What the task asks:
Reproduce the records below exactly as they appear, omitting any pictures they contain.

-----

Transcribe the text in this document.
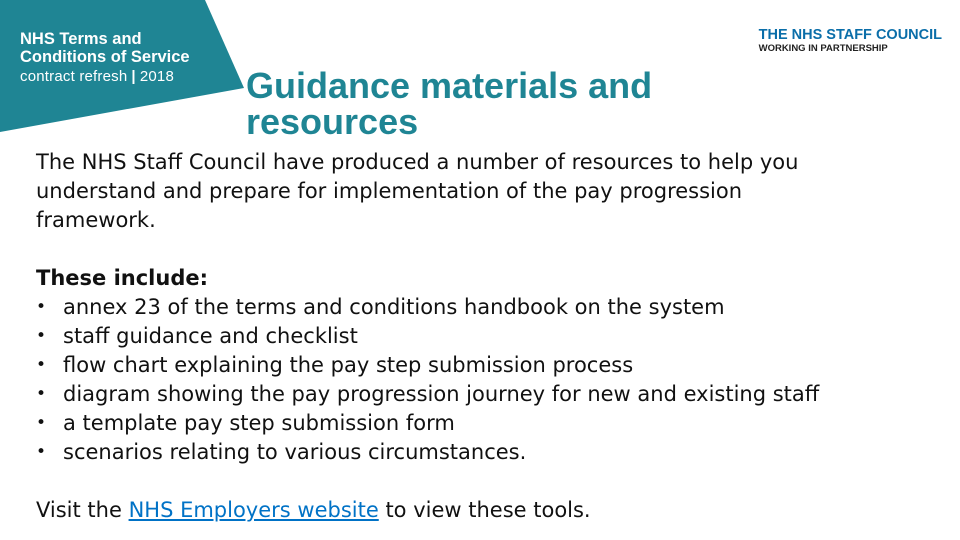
NHS Terms and
Conditions of Service
contract refresh | 2018
THE NHS STAFF COUNCIL
WORKING IN PARTNERSHIP
Guidance materials and resources

The NHS Staff Council have produced a number of resources to help you understand and prepare for implementation of the pay progression framework.

These include:

• annex 23 of the terms and conditions handbook on the system
• staff guidance and checklist
• flow chart explaining the pay step submission process
• diagram showing the pay progression journey for new and existing staff
• a template pay step submission form
• scenarios relating to various circumstances.

Visit the NHS Employers website to view these tools.
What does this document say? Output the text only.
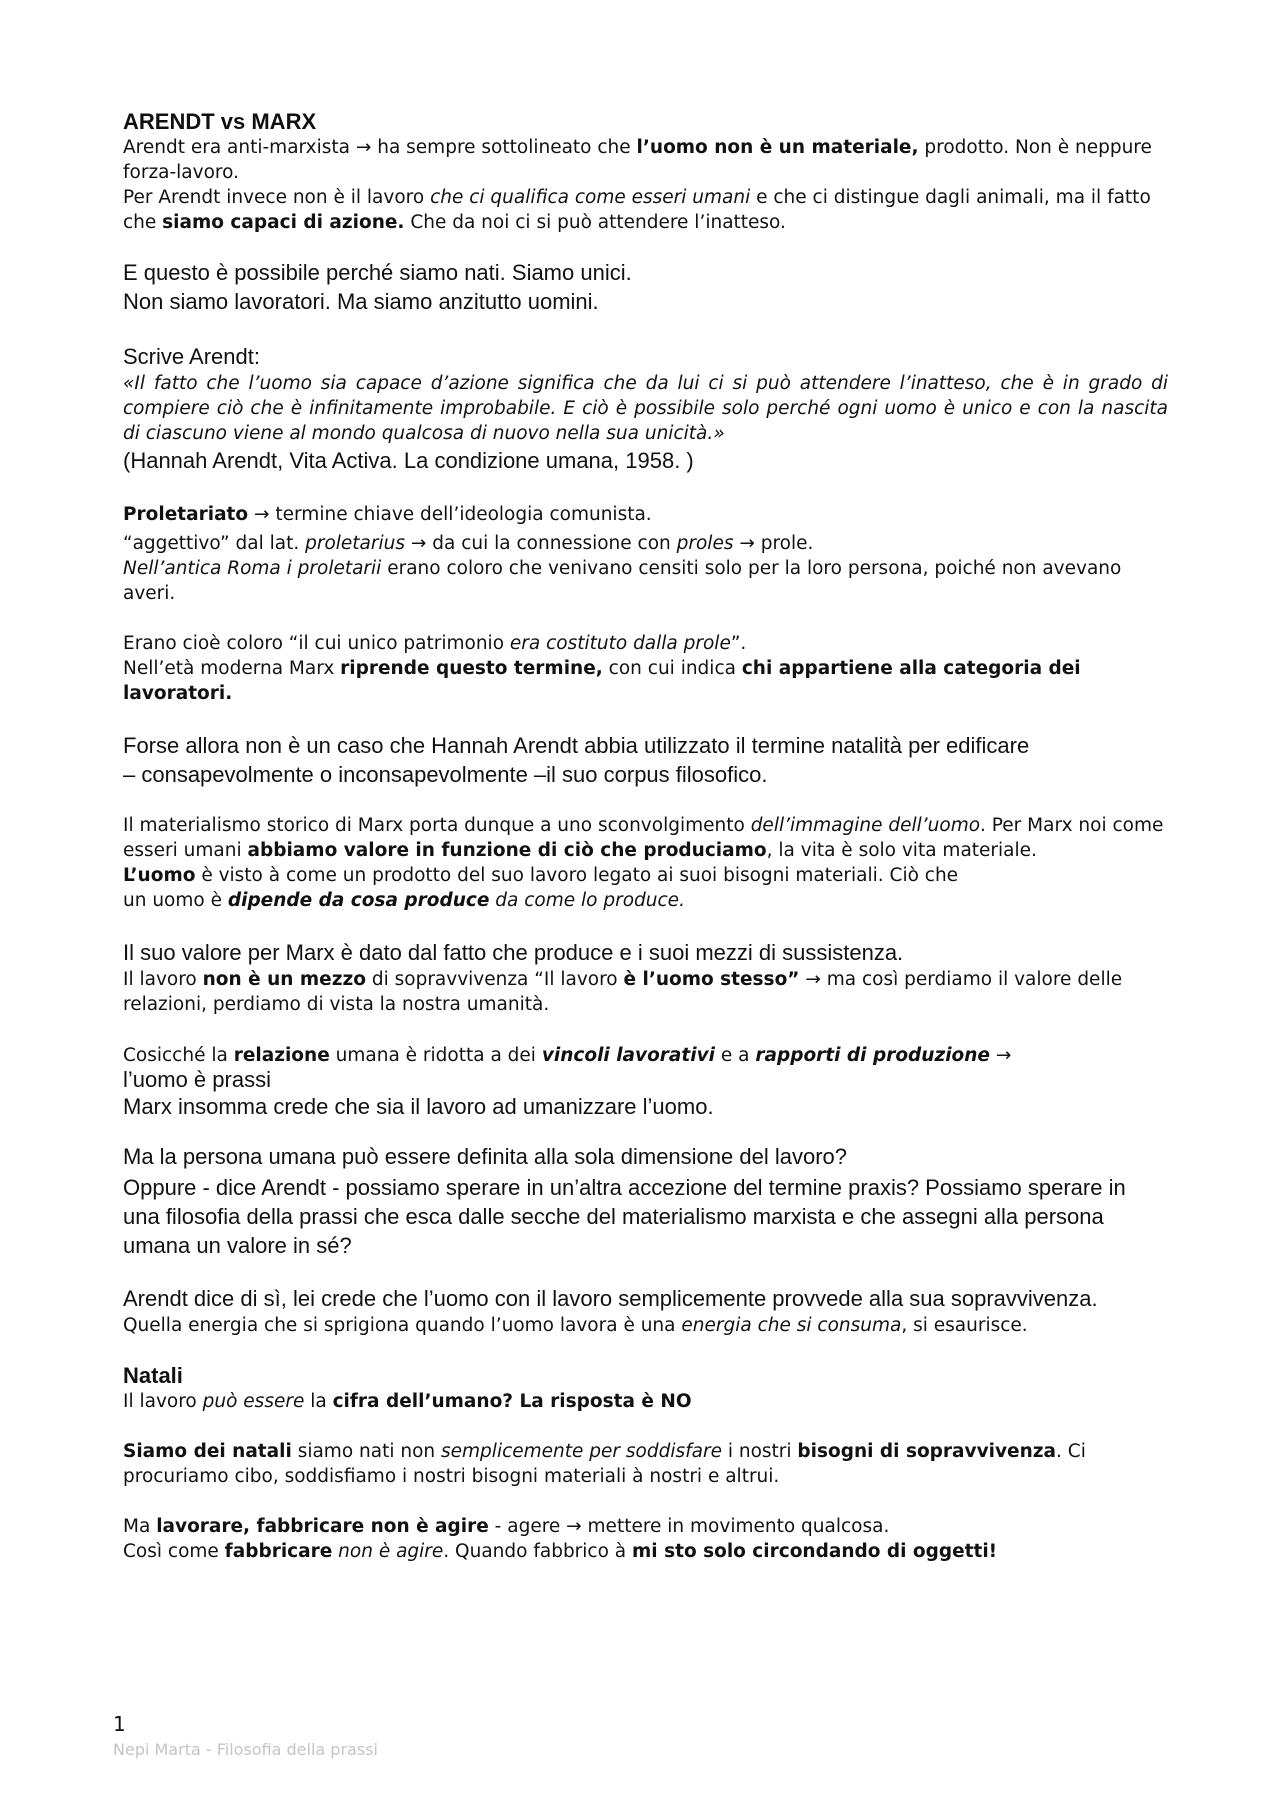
ARENDT vs MARX

Arendt era anti-marxista → ha sempre sottolineato che l’uomo non è un materiale, prodotto. Non è neppure forza-lavoro.

Per Arendt invece non è il lavoro che ci qualifica come esseri umani e che ci distingue dagli animali, ma il fatto che siamo capaci di azione. Che da noi ci si può attendere l’inatteso.

E questo è possibile perché siamo nati. Siamo unici.

Non siamo lavoratori. Ma siamo anzitutto uomini.

Scrive Arendt:

«Il fatto che l’uomo sia capace d’azione significa che da lui ci si può attendere l’inatteso, che è in grado di compiere ciò che è infinitamente improbabile. E ciò è possibile solo perché ogni uomo è unico e con la nascita di ciascuno viene al mondo qualcosa di nuovo nella sua unicità.»

(Hannah Arendt, Vita Activa. La condizione umana, 1958. )

Proletariato → termine chiave dell’ideologia comunista.

“aggettivo” dal lat. proletarius → da cui la connessione con proles → prole.

Nell’antica Roma i proletarii erano coloro che venivano censiti solo per la loro persona, poiché non avevano averi.

Erano cioè coloro “il cui unico patrimonio era costituto dalla prole”.

Nell’età moderna Marx riprende questo termine, con cui indica chi appartiene alla categoria dei lavoratori.

Forse allora non è un caso che Hannah Arendt abbia utilizzato il termine natalità per edificare

– consapevolmente o inconsapevolmente –il suo corpus filosofico.

Il materialismo storico di Marx porta dunque a uno sconvolgimento dell’immagine dell’uomo. Per Marx noi come esseri umani abbiamo valore in funzione di ciò che produciamo, la vita è solo vita materiale.

L’uomo è visto à come un prodotto del suo lavoro legato ai suoi bisogni materiali. Ciò che

un uomo è dipende da cosa produce da come lo produce.

Il suo valore per Marx è dato dal fatto che produce e i suoi mezzi di sussistenza.

Il lavoro non è un mezzo di sopravvivenza “Il lavoro è l’uomo stesso” → ma così perdiamo il valore delle relazioni, perdiamo di vista la nostra umanità.

Cosicché la relazione umana è ridotta a dei vincoli lavorativi e a rapporti di produzione →

l’uomo è prassi

Marx insomma crede che sia il lavoro ad umanizzare l’uomo.

Ma la persona umana può essere definita alla sola dimensione del lavoro?

Oppure - dice Arendt - possiamo sperare in un’altra accezione del termine praxis? Possiamo sperare in una filosofia della prassi che esca dalle secche del materialismo marxista e che assegni alla persona umana un valore in sé?

Arendt dice di sì, lei crede che l’uomo con il lavoro semplicemente provvede alla sua sopravvivenza.

Quella energia che si sprigiona quando l’uomo lavora è una energia che si consuma, si esaurisce.

Natali

Il lavoro può essere la cifra dell’umano? La risposta è NO

Siamo dei natali siamo nati non semplicemente per soddisfare i nostri bisogni di sopravvivenza. Ci procuriamo cibo, soddisfiamo i nostri bisogni materiali à nostri e altrui.

Ma lavorare, fabbricare non è agire - agere → mettere in movimento qualcosa.

Così come fabbricare non è agire. Quando fabbrico à mi sto solo circondando di oggetti!

1
Nepi Marta - Filosofia della prassi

-----

Exercise output:
Transcribe the text in this document.
NHS Terms and
Conditions of Service
contract refresh | 2018
THE NHS STAFF COUNCIL
WORKING IN PARTNERSHIP
Guidance materials and resources

The NHS Staff Council have produced a number of resources to help you understand and prepare for implementation of the pay progression framework.

These include:

• annex 23 of the terms and conditions handbook on the system
• staff guidance and checklist
• flow chart explaining the pay step submission process
• diagram showing the pay progression journey for new and existing staff
• a template pay step submission form
• scenarios relating to various circumstances.

Visit the NHS Employers website to view these tools.
What does this document say? Output the text only.
ARENDT vs MARX

Arendt era anti-marxista → ha sempre sottolineato che l’uomo non è un materiale, prodotto. Non è neppure forza-lavoro.

Per Arendt invece non è il lavoro che ci qualifica come esseri umani e che ci distingue dagli animali, ma il fatto che siamo capaci di azione. Che da noi ci si può attendere l’inatteso.

E questo è possibile perché siamo nati. Siamo unici.

Non siamo lavoratori. Ma siamo anzitutto uomini.

Scrive Arendt:

«Il fatto che l’uomo sia capace d’azione significa che da lui ci si può attendere l’inatteso, che è in grado di compiere ciò che è infinitamente improbabile. E ciò è possibile solo perché ogni uomo è unico e con la nascita di ciascuno viene al mondo qualcosa di nuovo nella sua unicità.»

(Hannah Arendt, Vita Activa. La condizione umana, 1958. )

Proletariato → termine chiave dell’ideologia comunista.

“aggettivo” dal lat. proletarius → da cui la connessione con proles → prole.

Nell’antica Roma i proletarii erano coloro che venivano censiti solo per la loro persona, poiché non avevano averi.

Erano cioè coloro “il cui unico patrimonio era costituto dalla prole”.

Nell’età moderna Marx riprende questo termine, con cui indica chi appartiene alla categoria dei lavoratori.

Forse allora non è un caso che Hannah Arendt abbia utilizzato il termine natalità per edificare

– consapevolmente o inconsapevolmente –il suo corpus filosofico.

Il materialismo storico di Marx porta dunque a uno sconvolgimento dell’immagine dell’uomo. Per Marx noi come esseri umani abbiamo valore in funzione di ciò che produciamo, la vita è solo vita materiale.

L’uomo è visto à come un prodotto del suo lavoro legato ai suoi bisogni materiali. Ciò che

un uomo è dipende da cosa produce da come lo produce.

Il suo valore per Marx è dato dal fatto che produce e i suoi mezzi di sussistenza.

Il lavoro non è un mezzo di sopravvivenza “Il lavoro è l’uomo stesso” → ma così perdiamo il valore delle relazioni, perdiamo di vista la nostra umanità.

Cosicché la relazione umana è ridotta a dei vincoli lavorativi e a rapporti di produzione →

l’uomo è prassi

Marx insomma crede che sia il lavoro ad umanizzare l’uomo.

Ma la persona umana può essere definita alla sola dimensione del lavoro?

Oppure - dice Arendt - possiamo sperare in un’altra accezione del termine praxis? Possiamo sperare in una filosofia della prassi che esca dalle secche del materialismo marxista e che assegni alla persona umana un valore in sé?

Arendt dice di sì, lei crede che l’uomo con il lavoro semplicemente provvede alla sua sopravvivenza.

Quella energia che si sprigiona quando l’uomo lavora è una energia che si consuma, si esaurisce.

Natali

Il lavoro può essere la cifra dell’umano? La risposta è NO

Siamo dei natali siamo nati non semplicemente per soddisfare i nostri bisogni di sopravvivenza. Ci procuriamo cibo, soddisfiamo i nostri bisogni materiali à nostri e altrui.

Ma lavorare, fabbricare non è agire - agere → mettere in movimento qualcosa.

Così come fabbricare non è agire. Quando fabbrico à mi sto solo circondando di oggetti!

1
Nepi Marta - Filosofia della prassi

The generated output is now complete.